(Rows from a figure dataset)
# # # #

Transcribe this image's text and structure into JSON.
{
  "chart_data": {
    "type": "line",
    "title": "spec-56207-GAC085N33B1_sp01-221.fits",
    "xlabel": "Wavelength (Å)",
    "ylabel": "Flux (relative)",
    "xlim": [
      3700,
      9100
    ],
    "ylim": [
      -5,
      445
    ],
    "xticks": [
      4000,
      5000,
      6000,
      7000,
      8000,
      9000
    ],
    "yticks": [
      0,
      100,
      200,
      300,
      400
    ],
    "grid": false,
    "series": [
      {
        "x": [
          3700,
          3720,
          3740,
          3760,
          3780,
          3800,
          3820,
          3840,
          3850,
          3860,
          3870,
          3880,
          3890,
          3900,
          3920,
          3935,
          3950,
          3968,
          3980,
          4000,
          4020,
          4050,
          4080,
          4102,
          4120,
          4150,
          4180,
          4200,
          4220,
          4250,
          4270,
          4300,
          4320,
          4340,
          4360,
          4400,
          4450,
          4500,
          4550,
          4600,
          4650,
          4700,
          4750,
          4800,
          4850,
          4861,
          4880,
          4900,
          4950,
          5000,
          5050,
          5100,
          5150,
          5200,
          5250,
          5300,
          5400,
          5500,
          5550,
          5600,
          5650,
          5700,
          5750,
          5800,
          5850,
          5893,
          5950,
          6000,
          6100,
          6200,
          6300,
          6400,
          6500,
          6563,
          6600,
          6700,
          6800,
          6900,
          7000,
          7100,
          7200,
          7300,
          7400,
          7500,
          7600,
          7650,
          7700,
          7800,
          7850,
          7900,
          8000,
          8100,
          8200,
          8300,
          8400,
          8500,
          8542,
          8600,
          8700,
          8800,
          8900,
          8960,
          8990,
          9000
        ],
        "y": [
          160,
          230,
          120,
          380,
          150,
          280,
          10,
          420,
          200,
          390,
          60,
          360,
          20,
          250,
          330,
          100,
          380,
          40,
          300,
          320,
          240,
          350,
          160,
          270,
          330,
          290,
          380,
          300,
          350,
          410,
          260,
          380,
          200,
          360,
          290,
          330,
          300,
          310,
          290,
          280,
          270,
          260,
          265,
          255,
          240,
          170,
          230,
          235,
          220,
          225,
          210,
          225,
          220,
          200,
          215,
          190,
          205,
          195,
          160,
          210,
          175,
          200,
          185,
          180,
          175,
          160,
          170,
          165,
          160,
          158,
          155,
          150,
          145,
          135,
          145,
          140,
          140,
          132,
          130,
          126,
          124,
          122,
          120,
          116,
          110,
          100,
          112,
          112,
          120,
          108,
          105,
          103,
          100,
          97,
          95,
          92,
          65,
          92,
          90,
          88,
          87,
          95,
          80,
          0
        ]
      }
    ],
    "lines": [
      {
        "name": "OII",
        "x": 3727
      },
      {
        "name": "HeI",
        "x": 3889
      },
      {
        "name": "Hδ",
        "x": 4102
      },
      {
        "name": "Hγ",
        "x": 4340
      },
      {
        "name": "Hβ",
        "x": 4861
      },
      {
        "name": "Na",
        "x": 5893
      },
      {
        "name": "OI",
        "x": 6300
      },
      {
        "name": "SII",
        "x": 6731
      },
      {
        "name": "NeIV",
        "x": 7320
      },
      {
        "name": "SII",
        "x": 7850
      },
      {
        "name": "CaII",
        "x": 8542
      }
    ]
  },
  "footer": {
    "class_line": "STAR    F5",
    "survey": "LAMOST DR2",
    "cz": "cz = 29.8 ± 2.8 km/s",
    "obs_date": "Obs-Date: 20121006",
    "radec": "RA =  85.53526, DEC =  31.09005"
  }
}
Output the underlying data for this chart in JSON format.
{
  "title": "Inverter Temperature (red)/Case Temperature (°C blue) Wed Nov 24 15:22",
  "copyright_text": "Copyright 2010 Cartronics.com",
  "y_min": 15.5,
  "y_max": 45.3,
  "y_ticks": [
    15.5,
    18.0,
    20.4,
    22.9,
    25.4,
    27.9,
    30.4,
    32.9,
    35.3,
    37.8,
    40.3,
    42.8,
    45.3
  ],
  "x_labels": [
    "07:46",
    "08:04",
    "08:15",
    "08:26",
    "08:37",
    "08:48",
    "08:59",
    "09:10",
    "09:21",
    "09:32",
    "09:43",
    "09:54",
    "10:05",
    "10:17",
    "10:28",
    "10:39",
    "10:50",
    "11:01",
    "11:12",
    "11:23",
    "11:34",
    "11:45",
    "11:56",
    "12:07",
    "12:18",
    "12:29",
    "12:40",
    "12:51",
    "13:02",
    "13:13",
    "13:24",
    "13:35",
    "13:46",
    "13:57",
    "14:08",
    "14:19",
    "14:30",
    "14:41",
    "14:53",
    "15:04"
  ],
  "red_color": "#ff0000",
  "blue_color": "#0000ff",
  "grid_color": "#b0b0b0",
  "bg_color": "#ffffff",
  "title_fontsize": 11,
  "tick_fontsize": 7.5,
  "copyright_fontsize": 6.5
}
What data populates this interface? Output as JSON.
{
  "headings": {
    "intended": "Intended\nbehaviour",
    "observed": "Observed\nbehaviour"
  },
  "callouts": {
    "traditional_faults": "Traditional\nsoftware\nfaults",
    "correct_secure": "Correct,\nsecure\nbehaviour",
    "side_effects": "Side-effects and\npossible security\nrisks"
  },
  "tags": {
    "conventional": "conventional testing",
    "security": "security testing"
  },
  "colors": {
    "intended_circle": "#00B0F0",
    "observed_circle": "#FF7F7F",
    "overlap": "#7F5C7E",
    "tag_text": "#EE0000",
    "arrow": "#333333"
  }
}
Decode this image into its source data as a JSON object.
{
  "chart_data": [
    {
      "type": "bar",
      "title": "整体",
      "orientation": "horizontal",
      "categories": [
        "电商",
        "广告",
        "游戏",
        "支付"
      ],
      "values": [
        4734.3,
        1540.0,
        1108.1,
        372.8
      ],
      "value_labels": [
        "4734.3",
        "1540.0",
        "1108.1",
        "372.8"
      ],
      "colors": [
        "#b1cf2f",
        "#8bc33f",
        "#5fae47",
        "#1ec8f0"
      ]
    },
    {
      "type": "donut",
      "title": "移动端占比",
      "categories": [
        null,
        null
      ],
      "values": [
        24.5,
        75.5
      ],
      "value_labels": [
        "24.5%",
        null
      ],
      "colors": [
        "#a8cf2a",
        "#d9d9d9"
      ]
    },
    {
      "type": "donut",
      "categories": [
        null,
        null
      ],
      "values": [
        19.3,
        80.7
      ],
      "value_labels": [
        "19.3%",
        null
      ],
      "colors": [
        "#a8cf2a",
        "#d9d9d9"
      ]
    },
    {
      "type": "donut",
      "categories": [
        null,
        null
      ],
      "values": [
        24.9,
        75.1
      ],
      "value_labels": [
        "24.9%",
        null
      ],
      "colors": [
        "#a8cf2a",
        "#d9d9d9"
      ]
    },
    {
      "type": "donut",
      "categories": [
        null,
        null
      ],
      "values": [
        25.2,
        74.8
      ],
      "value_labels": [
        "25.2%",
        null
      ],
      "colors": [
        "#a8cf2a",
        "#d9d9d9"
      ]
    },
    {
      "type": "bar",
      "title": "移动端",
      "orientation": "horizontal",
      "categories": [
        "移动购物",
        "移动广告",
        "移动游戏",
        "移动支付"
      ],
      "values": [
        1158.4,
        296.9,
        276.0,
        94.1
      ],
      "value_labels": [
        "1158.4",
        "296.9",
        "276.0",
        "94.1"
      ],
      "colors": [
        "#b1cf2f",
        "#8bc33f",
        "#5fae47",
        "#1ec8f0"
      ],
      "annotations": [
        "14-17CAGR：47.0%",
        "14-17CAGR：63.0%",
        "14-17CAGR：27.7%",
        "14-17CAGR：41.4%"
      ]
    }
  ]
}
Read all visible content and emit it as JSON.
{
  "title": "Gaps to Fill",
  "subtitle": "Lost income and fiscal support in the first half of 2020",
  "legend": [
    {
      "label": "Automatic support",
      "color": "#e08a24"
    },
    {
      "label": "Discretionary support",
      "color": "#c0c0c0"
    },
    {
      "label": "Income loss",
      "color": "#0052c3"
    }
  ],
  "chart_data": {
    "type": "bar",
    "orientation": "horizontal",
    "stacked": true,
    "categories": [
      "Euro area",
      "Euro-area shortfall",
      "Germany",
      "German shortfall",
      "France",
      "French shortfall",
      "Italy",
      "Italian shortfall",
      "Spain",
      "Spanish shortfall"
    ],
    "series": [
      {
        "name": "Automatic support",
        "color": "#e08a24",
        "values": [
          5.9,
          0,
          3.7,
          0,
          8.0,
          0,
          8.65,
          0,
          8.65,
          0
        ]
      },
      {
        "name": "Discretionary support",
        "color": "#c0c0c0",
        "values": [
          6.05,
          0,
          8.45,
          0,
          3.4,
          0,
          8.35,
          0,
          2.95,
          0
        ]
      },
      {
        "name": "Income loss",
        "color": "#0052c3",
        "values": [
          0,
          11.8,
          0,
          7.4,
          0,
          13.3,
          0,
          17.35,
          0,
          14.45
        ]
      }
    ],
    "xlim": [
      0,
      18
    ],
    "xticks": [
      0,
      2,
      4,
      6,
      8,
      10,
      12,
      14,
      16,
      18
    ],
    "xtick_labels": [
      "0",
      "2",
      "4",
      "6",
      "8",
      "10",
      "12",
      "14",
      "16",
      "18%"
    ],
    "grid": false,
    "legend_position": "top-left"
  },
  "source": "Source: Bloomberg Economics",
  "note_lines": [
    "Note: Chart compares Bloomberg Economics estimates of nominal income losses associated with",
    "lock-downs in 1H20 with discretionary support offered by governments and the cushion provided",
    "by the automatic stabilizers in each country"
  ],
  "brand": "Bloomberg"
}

# # # #

§ **Task to complete**:
Wherever the word "with" occurs in a line of the listing, copy that line.

§ **Output**:
    "Note: Chart compares Bloomberg Economics estimates of nominal income losses associated with",
    "lock-downs in 1H20 with discretionary support offered by governments and the cushion provided",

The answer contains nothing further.